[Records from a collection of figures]
—————
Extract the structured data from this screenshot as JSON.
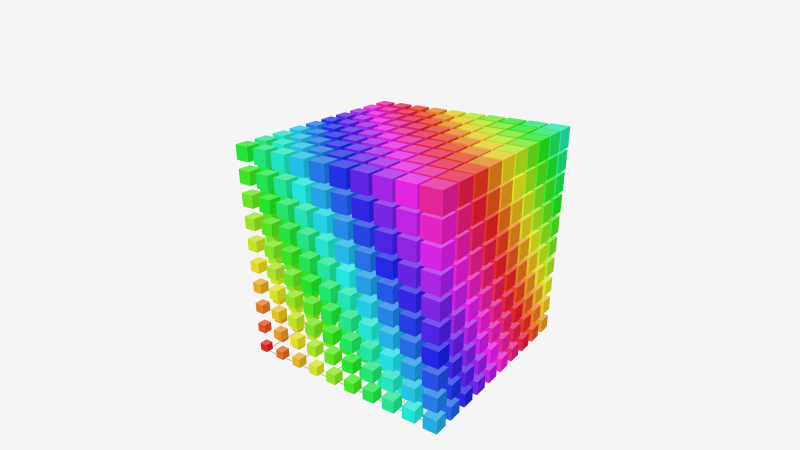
{
  "chart_data": {
    "type": "scatter3D",
    "symbol": "cube",
    "grid3D": true,
    "axis_labels_shown": false,
    "x_values": [
      0,
      1,
      2,
      3,
      4,
      5,
      6,
      7,
      8,
      9
    ],
    "y_values": [
      0,
      1,
      2,
      3,
      4,
      5,
      6,
      7,
      8,
      9
    ],
    "z_values": [
      0,
      1,
      2,
      3,
      4,
      5,
      6,
      7,
      8,
      9
    ],
    "color_encoding": "hue",
    "visual_map_colors": [
      "#e63a3a",
      "#e6a03a",
      "#d6e63a",
      "#4ee63a",
      "#3ae6d6",
      "#3a6ae6",
      "#8a3ae6",
      "#e63ad6"
    ],
    "background": "#f5f5f5",
    "grid_line_color": "#b0b0b0"
  }
}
—————
What to produce - The listing above must be printed again exactly, minus its pictures.

Output below -
Extract the structured data from this screenshot as JSON.
{
  "chart_data": {
    "type": "scatter3D",
    "symbol": "cube",
    "grid3D": true,
    "axis_labels_shown": false,
    "x_values": [
      0,
      1,
      2,
      3,
      4,
      5,
      6,
      7,
      8,
      9
    ],
    "y_values": [
      0,
      1,
      2,
      3,
      4,
      5,
      6,
      7,
      8,
      9
    ],
    "z_values": [
      0,
      1,
      2,
      3,
      4,
      5,
      6,
      7,
      8,
      9
    ],
    "color_encoding": "hue",
    "visual_map_colors": [
      "#e63a3a",
      "#e6a03a",
      "#d6e63a",
      "#4ee63a",
      "#3ae6d6",
      "#3a6ae6",
      "#8a3ae6",
      "#e63ad6"
    ],
    "background": "#f5f5f5",
    "grid_line_color": "#b0b0b0"
  }
}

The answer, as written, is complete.